_SUPPLIED MATERIAL_
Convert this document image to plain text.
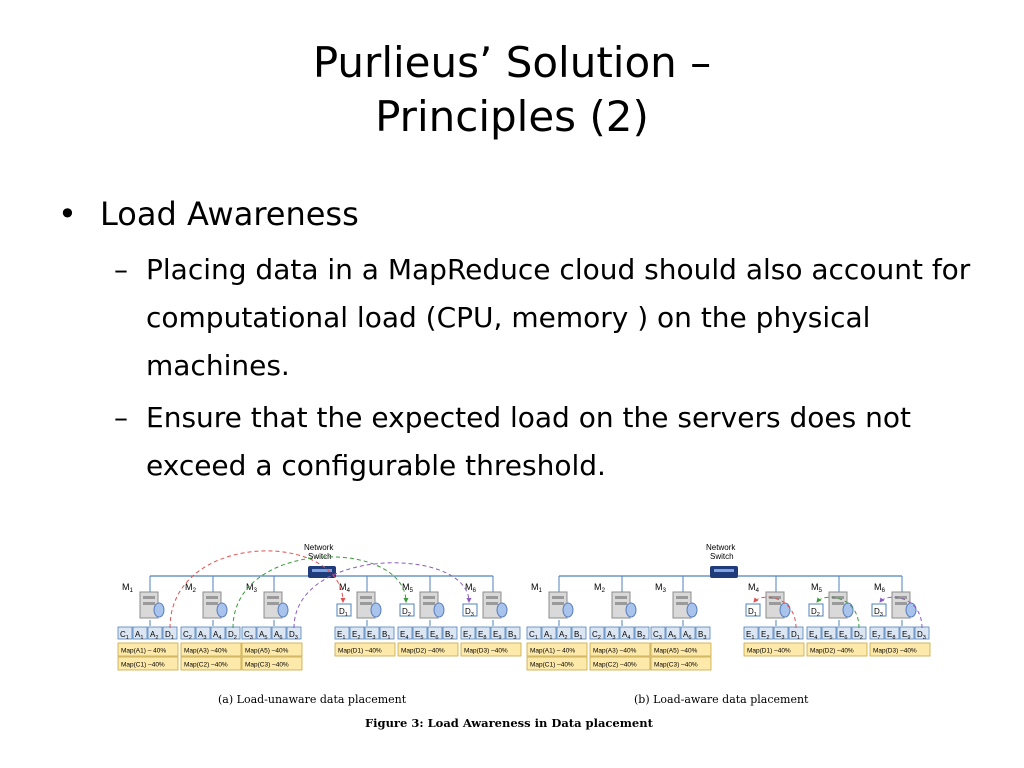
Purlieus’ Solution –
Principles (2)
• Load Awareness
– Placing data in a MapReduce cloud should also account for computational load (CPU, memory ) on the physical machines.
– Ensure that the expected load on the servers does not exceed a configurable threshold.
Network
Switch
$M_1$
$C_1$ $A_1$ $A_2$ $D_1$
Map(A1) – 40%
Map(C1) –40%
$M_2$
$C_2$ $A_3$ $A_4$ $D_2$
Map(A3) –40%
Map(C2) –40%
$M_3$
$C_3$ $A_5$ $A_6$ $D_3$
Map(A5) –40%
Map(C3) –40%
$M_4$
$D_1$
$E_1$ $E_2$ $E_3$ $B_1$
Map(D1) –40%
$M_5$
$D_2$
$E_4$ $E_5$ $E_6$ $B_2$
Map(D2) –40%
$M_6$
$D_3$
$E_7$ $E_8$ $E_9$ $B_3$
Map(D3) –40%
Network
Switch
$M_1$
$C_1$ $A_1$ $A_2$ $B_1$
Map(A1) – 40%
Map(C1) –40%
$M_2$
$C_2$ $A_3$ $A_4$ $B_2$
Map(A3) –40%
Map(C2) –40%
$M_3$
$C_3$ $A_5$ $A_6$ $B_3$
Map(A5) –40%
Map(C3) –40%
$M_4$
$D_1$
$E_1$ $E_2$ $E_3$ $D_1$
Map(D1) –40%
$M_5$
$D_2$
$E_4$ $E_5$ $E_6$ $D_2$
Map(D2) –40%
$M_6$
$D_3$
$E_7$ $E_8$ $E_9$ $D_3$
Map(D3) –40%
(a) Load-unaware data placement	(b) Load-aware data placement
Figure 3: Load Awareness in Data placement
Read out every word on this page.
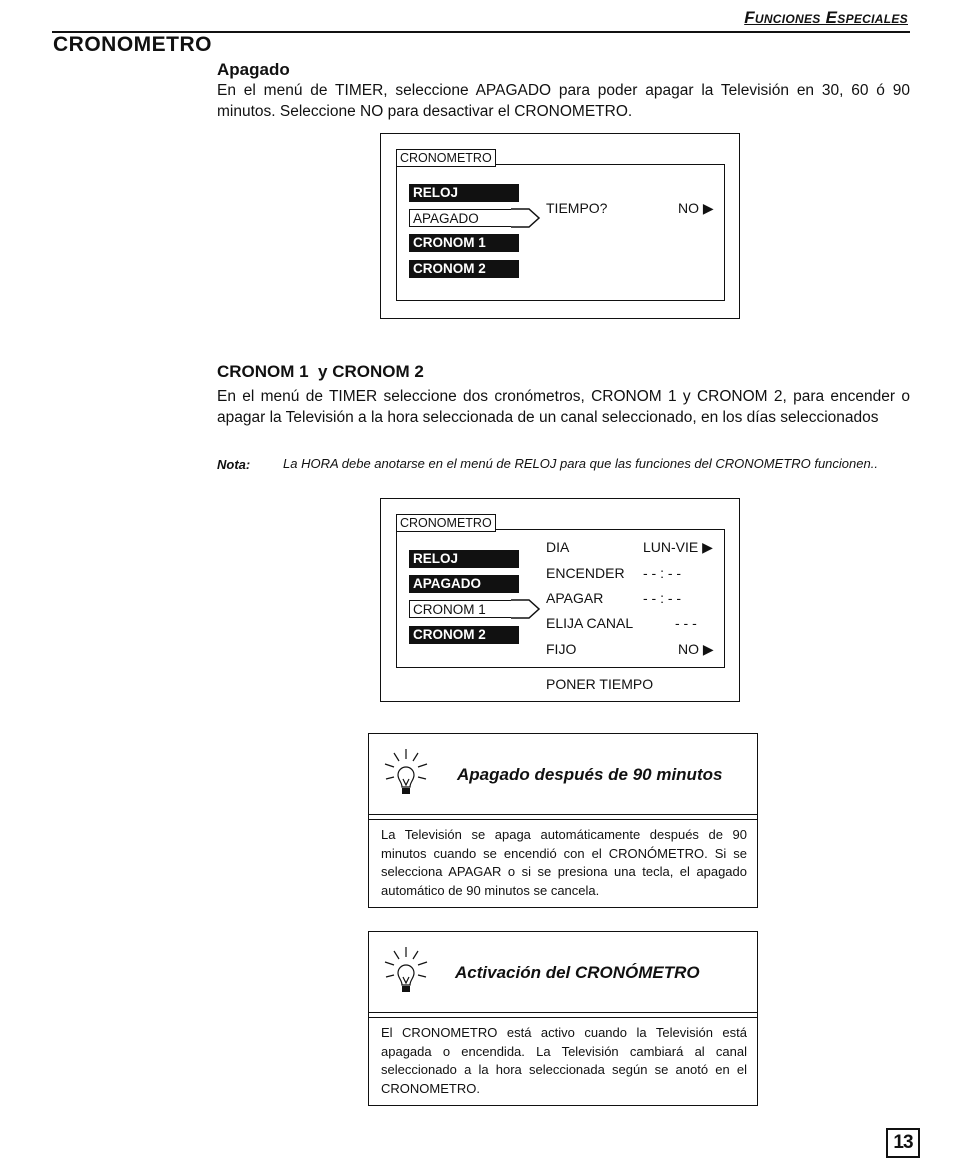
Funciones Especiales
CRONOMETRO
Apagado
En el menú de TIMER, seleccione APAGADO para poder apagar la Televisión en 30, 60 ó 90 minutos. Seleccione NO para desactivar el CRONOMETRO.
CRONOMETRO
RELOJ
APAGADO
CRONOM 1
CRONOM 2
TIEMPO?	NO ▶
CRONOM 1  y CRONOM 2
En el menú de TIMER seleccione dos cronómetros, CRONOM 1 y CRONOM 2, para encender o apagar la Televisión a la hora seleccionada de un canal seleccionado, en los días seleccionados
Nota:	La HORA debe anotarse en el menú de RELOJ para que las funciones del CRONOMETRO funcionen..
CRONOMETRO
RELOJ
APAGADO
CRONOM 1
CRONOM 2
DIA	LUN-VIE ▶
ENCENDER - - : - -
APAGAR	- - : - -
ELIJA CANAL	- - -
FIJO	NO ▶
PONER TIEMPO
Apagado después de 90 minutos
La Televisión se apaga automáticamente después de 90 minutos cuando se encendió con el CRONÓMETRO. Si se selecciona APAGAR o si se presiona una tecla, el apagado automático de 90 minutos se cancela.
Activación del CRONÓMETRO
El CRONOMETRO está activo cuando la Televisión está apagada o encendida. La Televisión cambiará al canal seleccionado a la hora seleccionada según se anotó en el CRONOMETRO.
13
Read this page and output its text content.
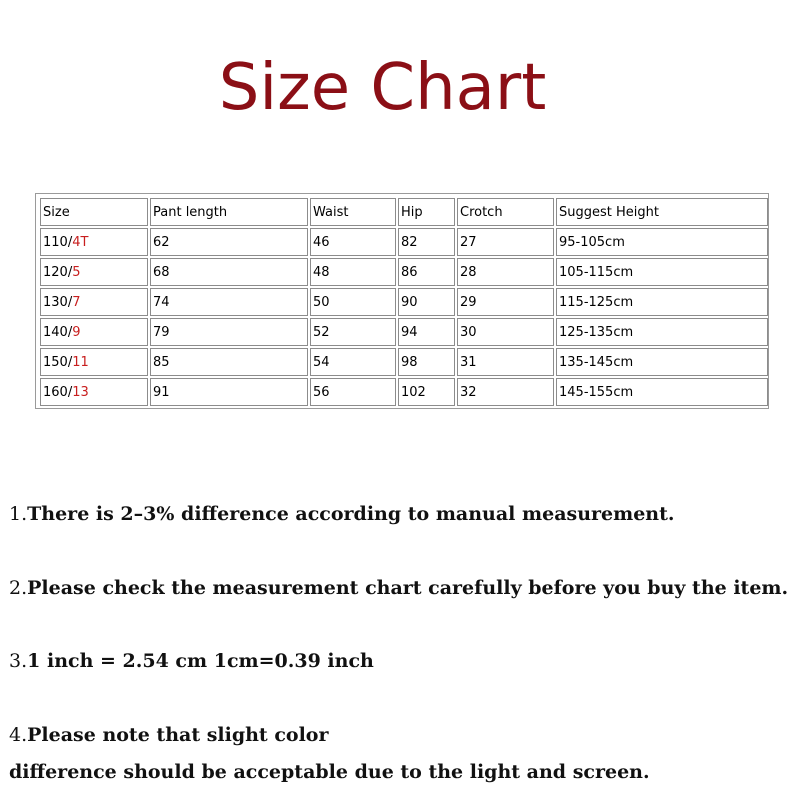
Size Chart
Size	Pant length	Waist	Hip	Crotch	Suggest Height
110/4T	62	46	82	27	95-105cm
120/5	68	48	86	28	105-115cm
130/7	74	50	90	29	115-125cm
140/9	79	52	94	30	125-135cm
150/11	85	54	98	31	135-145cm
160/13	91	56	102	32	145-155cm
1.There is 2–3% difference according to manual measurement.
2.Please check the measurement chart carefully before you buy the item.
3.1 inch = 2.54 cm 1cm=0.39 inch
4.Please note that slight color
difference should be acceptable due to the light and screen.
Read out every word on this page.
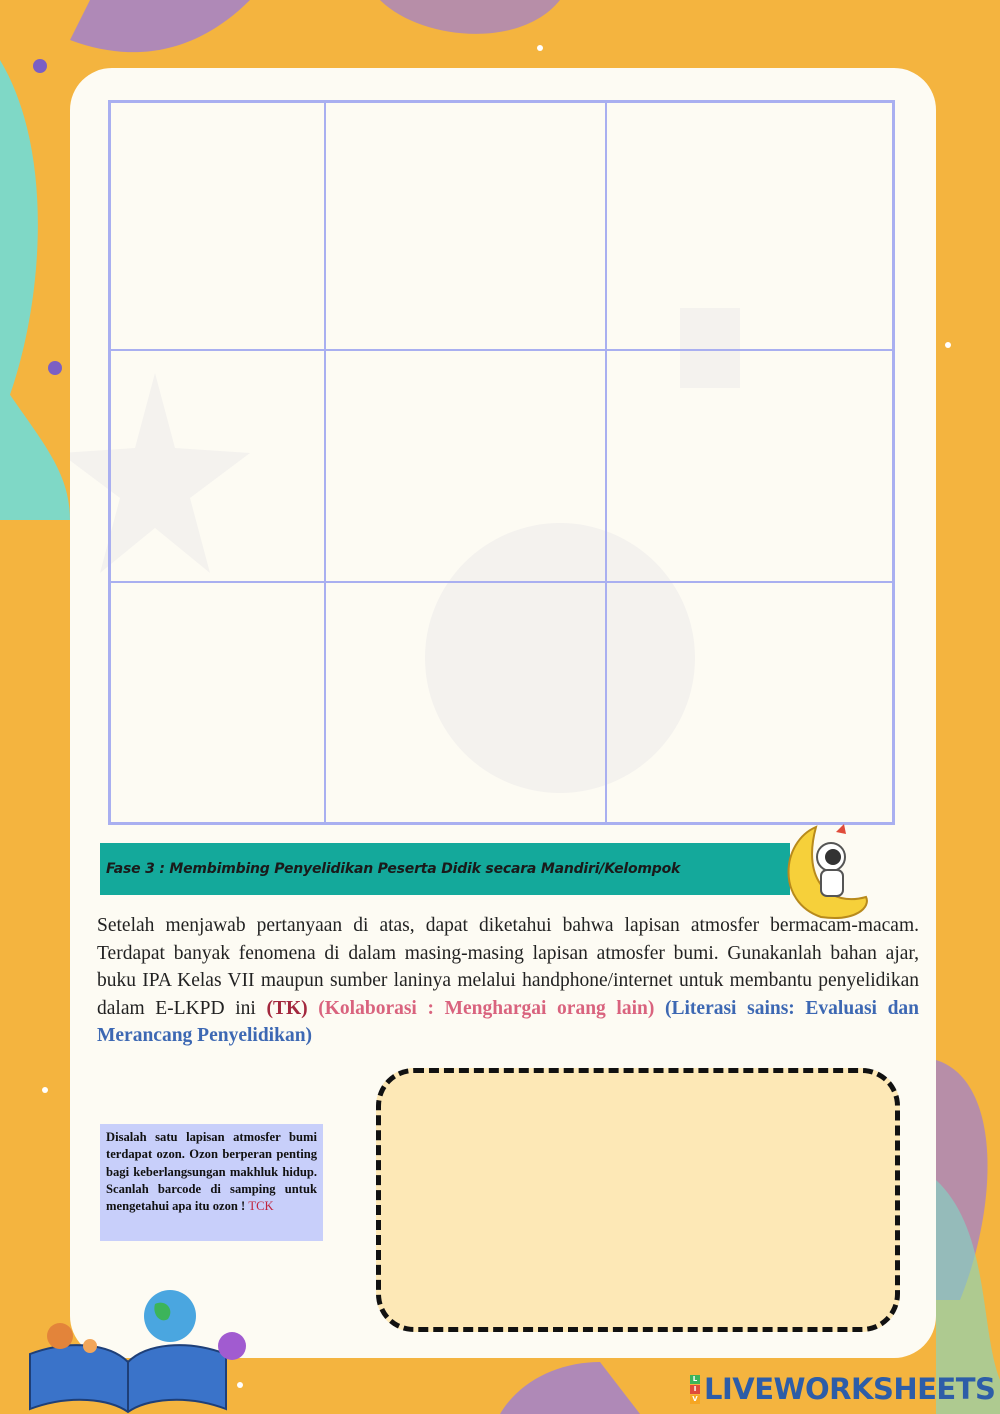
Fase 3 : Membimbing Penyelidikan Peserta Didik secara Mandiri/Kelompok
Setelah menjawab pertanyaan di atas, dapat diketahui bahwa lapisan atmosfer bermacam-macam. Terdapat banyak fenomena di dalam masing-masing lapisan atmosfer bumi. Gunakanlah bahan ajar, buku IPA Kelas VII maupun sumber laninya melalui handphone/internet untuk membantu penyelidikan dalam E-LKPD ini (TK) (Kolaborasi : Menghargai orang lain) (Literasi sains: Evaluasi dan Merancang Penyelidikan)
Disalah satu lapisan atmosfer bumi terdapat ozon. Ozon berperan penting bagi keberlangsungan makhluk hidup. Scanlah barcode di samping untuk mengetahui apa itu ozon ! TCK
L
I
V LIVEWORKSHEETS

_WHAT YOU NEED TO DO_
Without the images, write out each line of the data verbatim.

_ANSWER FOR THE TASK_
Convert this document image to plain text.
Purlieus’ Solution –
Principles (2)
• Load Awareness
– Placing data in a MapReduce cloud should also account for computational load (CPU, memory ) on the physical machines.
– Ensure that the expected load on the servers does not exceed a configurable threshold.
Network
Switch
$M_1$
$C_1$ $A_1$ $A_2$ $D_1$
Map(A1) – 40%
Map(C1) –40%
$M_2$
$C_2$ $A_3$ $A_4$ $D_2$
Map(A3) –40%
Map(C2) –40%
$M_3$
$C_3$ $A_5$ $A_6$ $D_3$
Map(A5) –40%
Map(C3) –40%
$M_4$
$D_1$
$E_1$ $E_2$ $E_3$ $B_1$
Map(D1) –40%
$M_5$
$D_2$
$E_4$ $E_5$ $E_6$ $B_2$
Map(D2) –40%
$M_6$
$D_3$
$E_7$ $E_8$ $E_9$ $B_3$
Map(D3) –40%
Network
Switch
$M_1$
$C_1$ $A_1$ $A_2$ $B_1$
Map(A1) – 40%
Map(C1) –40%
$M_2$
$C_2$ $A_3$ $A_4$ $B_2$
Map(A3) –40%
Map(C2) –40%
$M_3$
$C_3$ $A_5$ $A_6$ $B_3$
Map(A5) –40%
Map(C3) –40%
$M_4$
$D_1$
$E_1$ $E_2$ $E_3$ $D_1$
Map(D1) –40%
$M_5$
$D_2$
$E_4$ $E_5$ $E_6$ $D_2$
Map(D2) –40%
$M_6$
$D_3$
$E_7$ $E_8$ $E_9$ $D_3$
Map(D3) –40%
(a) Load-unaware data placement	(b) Load-aware data placement
Figure 3: Load Awareness in Data placement
Read out every word on this page.
Funciones Especiales
CRONOMETRO
Apagado
En el menú de TIMER, seleccione APAGADO para poder apagar la Televisión en 30, 60 ó 90 minutos. Seleccione NO para desactivar el CRONOMETRO.
CRONOMETRO
RELOJ
APAGADO
CRONOM 1
CRONOM 2
TIEMPO?	NO ▶
CRONOM 1  y CRONOM 2
En el menú de TIMER seleccione dos cronómetros, CRONOM 1 y CRONOM 2, para encender o apagar la Televisión a la hora seleccionada de un canal seleccionado, en los días seleccionados
Nota:	La HORA debe anotarse en el menú de RELOJ para que las funciones del CRONOMETRO funcionen..
CRONOMETRO
RELOJ
APAGADO
CRONOM 1
CRONOM 2
DIA	LUN-VIE ▶
ENCENDER - - : - -
APAGAR	- - : - -
ELIJA CANAL	- - -
FIJO	NO ▶
PONER TIEMPO
Apagado después de 90 minutos
La Televisión se apaga automáticamente después de 90 minutos cuando se encendió con el CRONÓMETRO. Si se selecciona APAGAR o si se presiona una tecla, el apagado automático de 90 minutos se cancela.
Activación del CRONÓMETRO
El CRONOMETRO está activo cuando la Televisión está apagada o encendida. La Televisión cambiará al canal seleccionado a la hora seleccionada según se anotó en el CRONOMETRO.
13
Read this page and output its text content.
Size Chart
Size	Pant length	Waist	Hip	Crotch	Suggest Height
110/4T	62	46	82	27	95-105cm
120/5	68	48	86	28	105-115cm
130/7	74	50	90	29	115-125cm
140/9	79	52	94	30	125-135cm
150/11	85	54	98	31	135-145cm
160/13	91	56	102	32	145-155cm
1.There is 2–3% difference according to manual measurement.
2.Please check the measurement chart carefully before you buy the item.
3.1 inch = 2.54 cm 1cm=0.39 inch
4.Please note that slight color
difference should be acceptable due to the light and screen.
Read out every word on this page.
Fase 3 : Membimbing Penyelidikan Peserta Didik secara Mandiri/Kelompok
Setelah menjawab pertanyaan di atas, dapat diketahui bahwa lapisan atmosfer bermacam-macam. Terdapat banyak fenomena di dalam masing-masing lapisan atmosfer bumi. Gunakanlah bahan ajar, buku IPA Kelas VII maupun sumber laninya melalui handphone/internet untuk membantu penyelidikan dalam E-LKPD ini (TK) (Kolaborasi : Menghargai orang lain) (Literasi sains: Evaluasi dan Merancang Penyelidikan)
Disalah satu lapisan atmosfer bumi terdapat ozon. Ozon berperan penting bagi keberlangsungan makhluk hidup. Scanlah barcode di samping untuk mengetahui apa itu ozon ! TCK
L
I
V LIVEWORKSHEETS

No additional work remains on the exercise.